Extract:
* * * * * * *
Starting in Guard 2.0, there is an administrative component to the Open-Xchange backend that notifies Guard when a user or context is deleted. Install the package open-xchange-guard-backend-plugin on all OX backend servers. On a debian install, this command would be:

apt-get install open-xchange-guard-backend-plugin

There is also a configuration file for the OX backend regarding some general Guard settings. Please remove comments in front of the following settings to the configuration file guard.properties on the Open-Xchange backend servers:

$ vim /opt/open-xchange/etc/guard.properties
# OX GUard general permission, required to activate Guard in the AppSuite UI.
com.openexchange.capability.guard=true

# Default theme template id for all users that have no custom template id configured.
com.openexchange.guard.templateID=0

Configure the API username and password that you assigned to Guard in the server.properties file

$ vim /opt/open-xchange/etc/server.properties
# Specify the user name used for HTTP basic auth by internal REST servlet
com.openexchange.rest.services.basic-auth.login=apiusername

# Specify the password used for HTTP basic auth by internal REST servlet
com.openexchange.rest.services.basic-auth.password=apipassword

Finally, the OX backend needs to know where the Guard server is located. This is used to notify the Guard server of changes in users, and to send emails marked for signature. The URL for the Guard server should include the url suffix /guardadmin . In the event of a cluster setup, any Guard server can be referenced here, as it is not session specific, though ideally would have a HTTP load balancer/failover URL

$ vim /opt/open-xchange/etc/guard.properties
# Specifies the URI to the OX Guard end-point; e.g. http://guard.host.invalid:8081/guardadmin
# Default is empty
com.openexchange.guard.endpoint=http://guardserver:8080/guardadmin


Restart the OX backend

$ /etc/init.d/open-xchange restart

SELinux

Running SELinux prohibits your local Open-Xchange backend service to connect to localhost:8080, which is where the Guard backend service listens to. In order to allow localhost connections to 8080 execute the following:

$ setsebool -P httpd_can_network_connect 1

RHEL (Redhat)
* * * * * * *
Material shown:
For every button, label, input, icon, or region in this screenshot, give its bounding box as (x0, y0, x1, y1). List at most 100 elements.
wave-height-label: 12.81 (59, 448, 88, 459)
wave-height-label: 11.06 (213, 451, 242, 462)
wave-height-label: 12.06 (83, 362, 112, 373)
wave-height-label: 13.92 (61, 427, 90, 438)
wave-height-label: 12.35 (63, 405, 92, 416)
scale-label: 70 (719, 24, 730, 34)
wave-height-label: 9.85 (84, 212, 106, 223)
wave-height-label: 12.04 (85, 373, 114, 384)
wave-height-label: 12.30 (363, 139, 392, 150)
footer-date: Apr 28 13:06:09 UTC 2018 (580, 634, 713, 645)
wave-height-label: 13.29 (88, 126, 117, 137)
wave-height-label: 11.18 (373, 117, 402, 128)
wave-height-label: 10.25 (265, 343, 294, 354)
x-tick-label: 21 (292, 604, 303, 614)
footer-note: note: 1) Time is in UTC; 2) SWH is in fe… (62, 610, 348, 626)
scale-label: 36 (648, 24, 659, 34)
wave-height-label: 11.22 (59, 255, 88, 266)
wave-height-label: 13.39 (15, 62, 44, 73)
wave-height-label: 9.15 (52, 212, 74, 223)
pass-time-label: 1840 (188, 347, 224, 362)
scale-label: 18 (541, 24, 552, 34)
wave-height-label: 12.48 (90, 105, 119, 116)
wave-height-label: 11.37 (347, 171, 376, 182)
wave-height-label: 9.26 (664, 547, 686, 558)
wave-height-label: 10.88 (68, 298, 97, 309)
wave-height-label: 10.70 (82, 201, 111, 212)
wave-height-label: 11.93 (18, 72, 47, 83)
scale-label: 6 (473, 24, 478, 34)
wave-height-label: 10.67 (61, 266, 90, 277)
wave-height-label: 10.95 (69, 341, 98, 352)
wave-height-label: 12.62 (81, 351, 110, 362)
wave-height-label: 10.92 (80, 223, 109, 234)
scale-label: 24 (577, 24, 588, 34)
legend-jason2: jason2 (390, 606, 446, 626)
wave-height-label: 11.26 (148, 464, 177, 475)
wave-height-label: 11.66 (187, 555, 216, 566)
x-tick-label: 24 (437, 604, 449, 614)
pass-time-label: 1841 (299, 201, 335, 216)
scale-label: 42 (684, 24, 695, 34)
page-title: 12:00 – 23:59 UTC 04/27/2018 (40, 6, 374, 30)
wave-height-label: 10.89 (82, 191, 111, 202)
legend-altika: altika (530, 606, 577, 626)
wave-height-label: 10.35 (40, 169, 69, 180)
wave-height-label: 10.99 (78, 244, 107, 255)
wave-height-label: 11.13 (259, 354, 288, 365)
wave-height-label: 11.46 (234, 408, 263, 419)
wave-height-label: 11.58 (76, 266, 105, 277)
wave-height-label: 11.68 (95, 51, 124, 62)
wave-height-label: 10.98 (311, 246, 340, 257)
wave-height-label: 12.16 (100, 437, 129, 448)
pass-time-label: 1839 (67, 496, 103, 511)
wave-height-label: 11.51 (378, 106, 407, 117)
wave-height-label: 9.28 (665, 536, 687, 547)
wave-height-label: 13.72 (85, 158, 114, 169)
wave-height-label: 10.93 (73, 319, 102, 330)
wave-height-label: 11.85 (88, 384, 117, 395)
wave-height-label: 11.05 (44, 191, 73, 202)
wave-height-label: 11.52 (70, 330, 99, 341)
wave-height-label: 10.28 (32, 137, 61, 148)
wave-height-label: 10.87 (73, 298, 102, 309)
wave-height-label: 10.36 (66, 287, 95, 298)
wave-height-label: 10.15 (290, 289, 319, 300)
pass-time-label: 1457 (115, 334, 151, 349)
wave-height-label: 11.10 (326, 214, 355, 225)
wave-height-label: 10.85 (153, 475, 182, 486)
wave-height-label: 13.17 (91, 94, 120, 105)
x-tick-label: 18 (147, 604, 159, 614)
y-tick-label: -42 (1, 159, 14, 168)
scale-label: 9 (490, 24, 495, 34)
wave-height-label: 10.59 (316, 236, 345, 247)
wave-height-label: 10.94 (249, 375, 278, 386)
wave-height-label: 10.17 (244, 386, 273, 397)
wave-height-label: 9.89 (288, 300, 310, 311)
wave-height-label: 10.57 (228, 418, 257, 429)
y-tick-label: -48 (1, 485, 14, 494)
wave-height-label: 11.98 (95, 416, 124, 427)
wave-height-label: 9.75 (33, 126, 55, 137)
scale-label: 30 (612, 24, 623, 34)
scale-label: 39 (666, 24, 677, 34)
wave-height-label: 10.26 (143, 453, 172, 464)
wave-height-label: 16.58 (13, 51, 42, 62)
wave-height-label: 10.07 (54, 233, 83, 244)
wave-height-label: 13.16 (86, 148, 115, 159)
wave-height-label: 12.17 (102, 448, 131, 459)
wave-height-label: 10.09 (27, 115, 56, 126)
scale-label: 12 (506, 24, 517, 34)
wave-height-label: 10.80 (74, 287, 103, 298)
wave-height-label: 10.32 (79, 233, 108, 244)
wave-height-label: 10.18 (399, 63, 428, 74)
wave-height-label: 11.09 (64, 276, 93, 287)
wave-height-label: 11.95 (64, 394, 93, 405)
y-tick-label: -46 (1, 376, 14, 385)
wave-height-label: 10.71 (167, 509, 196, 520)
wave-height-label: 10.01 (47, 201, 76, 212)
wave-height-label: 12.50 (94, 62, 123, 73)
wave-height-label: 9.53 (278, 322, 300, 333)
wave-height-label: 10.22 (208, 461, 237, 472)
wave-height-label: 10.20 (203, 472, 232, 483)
* * * * * * *
Given instruction: Extend the Open-Xchange Guard backend setup guide, picking up right after its last line, the "RHEL (Redhat)" heading.

Task output:
Occasionally, the encoding of special characters in the translation files doesn't work properly in RHEL. To work around this, please edit the file /opt/open-xchange/guard/etc/ox-scriptconf.sh and add to the option -DFile.encoding=UTF-8 to either

* JAVA_XTRAOPTS="-Xmx1024m -Dfile.encoding=UTF-8" for OX Guard < 2.8.0
* JAVA_OPTS_OTHER="-Dfile.encoding=UTF-8" for OX Guard >= 2.8.0

Initiating the Guard database and key store

Once the Guard configuration (database and backend configuration) and the service configuration has been applied, the Guard administration script needs to be executed in order to create the Guard databases. The administration script also takes care of the creation of the master keys and the master password file in /opt/open-xchange/guard. The initiation only needs to be done once for a multi server setup, for details please see “Optional / Clustering”.

Please Note: If you run a cluster of OX / Guard nodes, only execute this command on ONE node. Not on all nodes! See Ox Guard Clustering for details.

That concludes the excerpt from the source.